DIRECTIONS FOR THIS TASK:
Scan the data beneath this task and copy each line that includes "молодежи".

== MATERIAL SUPPLIED

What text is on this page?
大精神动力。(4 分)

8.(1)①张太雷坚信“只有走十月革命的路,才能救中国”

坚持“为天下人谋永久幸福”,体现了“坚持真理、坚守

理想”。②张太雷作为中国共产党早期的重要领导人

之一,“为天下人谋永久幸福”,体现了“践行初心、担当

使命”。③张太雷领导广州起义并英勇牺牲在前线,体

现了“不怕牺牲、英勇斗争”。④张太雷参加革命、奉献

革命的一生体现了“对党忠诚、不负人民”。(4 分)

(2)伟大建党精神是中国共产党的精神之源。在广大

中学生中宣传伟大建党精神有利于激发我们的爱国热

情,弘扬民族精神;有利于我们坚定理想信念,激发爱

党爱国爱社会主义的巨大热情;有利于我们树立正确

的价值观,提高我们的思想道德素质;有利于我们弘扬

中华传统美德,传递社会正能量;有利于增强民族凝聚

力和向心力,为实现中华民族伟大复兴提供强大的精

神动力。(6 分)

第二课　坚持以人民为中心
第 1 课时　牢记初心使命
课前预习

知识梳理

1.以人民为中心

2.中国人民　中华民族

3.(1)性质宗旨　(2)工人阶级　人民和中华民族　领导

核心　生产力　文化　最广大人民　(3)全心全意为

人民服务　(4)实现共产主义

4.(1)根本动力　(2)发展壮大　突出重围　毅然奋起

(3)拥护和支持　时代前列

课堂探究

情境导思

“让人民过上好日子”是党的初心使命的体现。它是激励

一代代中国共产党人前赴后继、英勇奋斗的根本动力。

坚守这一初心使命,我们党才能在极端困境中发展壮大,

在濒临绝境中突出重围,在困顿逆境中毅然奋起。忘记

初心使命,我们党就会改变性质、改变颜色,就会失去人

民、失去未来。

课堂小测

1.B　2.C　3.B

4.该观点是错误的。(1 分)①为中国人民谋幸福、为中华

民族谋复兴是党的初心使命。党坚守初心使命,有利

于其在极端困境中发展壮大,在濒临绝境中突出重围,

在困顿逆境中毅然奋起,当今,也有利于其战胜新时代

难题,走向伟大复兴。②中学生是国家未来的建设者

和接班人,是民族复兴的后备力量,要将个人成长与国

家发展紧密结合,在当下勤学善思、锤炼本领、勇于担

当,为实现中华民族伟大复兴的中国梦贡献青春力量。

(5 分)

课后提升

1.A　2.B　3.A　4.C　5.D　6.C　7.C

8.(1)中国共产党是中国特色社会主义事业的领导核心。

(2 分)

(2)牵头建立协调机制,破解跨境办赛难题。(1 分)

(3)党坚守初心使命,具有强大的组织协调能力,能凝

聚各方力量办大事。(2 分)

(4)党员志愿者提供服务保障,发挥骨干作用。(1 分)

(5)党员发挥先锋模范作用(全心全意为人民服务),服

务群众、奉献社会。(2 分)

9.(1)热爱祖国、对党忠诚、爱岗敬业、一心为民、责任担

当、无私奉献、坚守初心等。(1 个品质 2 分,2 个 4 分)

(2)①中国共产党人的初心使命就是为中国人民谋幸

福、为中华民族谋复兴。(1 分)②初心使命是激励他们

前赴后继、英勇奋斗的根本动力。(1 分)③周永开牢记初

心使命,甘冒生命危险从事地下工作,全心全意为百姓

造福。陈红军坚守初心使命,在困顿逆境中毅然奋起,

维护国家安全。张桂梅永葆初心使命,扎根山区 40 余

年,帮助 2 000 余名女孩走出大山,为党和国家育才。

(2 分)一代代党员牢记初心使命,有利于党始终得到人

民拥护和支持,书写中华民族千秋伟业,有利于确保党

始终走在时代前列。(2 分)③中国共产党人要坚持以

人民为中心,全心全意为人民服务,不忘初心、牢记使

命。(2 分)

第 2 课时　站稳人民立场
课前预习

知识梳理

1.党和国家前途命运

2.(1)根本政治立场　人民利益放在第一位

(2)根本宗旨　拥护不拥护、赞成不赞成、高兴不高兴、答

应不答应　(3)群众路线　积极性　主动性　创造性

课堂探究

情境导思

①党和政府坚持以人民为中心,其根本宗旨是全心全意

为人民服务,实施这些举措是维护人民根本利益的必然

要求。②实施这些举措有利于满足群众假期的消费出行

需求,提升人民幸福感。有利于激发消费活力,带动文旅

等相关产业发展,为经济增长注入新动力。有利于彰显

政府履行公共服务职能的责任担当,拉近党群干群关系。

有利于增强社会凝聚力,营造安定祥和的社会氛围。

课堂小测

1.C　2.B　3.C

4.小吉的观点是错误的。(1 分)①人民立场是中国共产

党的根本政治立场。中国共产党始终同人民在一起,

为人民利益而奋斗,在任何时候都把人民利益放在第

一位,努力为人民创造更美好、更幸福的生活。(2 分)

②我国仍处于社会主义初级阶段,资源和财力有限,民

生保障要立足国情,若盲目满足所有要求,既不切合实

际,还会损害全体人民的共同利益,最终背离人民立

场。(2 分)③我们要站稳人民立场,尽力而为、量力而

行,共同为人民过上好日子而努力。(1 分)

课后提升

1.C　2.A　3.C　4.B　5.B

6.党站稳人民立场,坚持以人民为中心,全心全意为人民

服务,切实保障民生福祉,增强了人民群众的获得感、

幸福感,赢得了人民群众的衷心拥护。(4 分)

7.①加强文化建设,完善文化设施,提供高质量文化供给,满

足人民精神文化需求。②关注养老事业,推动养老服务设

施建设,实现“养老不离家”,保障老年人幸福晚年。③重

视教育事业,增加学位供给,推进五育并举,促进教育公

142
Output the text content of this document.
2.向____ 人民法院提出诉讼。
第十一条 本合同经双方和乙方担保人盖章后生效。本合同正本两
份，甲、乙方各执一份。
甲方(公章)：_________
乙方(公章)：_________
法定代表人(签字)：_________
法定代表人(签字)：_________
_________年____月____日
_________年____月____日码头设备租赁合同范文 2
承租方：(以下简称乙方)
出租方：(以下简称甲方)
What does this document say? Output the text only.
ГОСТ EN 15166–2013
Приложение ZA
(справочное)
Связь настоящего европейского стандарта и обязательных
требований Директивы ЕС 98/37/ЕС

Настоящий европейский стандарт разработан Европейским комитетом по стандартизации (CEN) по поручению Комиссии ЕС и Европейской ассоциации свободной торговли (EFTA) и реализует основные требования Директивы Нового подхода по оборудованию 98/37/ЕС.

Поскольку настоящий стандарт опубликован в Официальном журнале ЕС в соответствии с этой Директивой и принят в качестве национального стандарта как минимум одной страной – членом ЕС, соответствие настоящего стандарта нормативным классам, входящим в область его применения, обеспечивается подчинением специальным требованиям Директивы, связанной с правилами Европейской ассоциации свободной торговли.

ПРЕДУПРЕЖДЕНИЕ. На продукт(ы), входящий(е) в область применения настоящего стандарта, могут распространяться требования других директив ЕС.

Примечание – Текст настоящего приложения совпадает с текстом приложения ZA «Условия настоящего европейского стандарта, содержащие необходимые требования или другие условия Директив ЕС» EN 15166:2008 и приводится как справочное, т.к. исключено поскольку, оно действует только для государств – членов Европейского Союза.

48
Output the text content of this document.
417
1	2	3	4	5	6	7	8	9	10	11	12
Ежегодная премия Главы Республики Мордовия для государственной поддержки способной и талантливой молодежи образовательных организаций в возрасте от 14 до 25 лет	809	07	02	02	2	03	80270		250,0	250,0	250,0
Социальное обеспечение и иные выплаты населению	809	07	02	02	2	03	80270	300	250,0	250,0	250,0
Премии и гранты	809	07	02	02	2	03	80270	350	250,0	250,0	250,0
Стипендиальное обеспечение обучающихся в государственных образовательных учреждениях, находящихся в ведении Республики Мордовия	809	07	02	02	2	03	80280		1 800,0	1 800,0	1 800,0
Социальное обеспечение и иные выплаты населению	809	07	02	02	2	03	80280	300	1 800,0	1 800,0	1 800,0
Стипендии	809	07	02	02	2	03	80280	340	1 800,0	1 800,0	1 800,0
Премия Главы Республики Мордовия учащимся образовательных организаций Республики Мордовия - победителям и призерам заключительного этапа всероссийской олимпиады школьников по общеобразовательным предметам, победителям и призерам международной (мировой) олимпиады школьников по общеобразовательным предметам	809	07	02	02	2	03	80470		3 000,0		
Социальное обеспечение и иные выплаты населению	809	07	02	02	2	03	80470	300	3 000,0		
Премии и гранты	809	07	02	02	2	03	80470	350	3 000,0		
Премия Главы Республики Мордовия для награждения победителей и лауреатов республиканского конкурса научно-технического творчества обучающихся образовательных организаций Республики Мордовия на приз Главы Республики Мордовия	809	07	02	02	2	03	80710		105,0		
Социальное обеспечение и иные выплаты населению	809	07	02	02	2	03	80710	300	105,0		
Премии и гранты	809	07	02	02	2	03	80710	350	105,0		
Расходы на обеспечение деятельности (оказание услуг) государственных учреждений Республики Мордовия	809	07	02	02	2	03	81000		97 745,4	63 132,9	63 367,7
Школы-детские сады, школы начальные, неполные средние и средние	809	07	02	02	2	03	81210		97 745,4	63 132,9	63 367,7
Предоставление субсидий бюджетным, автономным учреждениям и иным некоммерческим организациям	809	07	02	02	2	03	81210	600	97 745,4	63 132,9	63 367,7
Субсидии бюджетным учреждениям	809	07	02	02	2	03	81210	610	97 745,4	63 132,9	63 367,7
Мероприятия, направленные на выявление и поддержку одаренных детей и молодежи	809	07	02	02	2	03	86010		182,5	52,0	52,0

====

SOLUTION TO THIS EXERCISE:
Ежегодная премия Главы Республики Мордовия для государственной поддержки способной и талантливой молодежи образовательных организаций в возрасте от 14 до 25 лет	809	07	02	02	2	03	80270		250,0	250,0	250,0
Мероприятия, направленные на выявление и поддержку одаренных детей и молодежи	809	07	02	02	2	03	86010		182,5	52,0	52,0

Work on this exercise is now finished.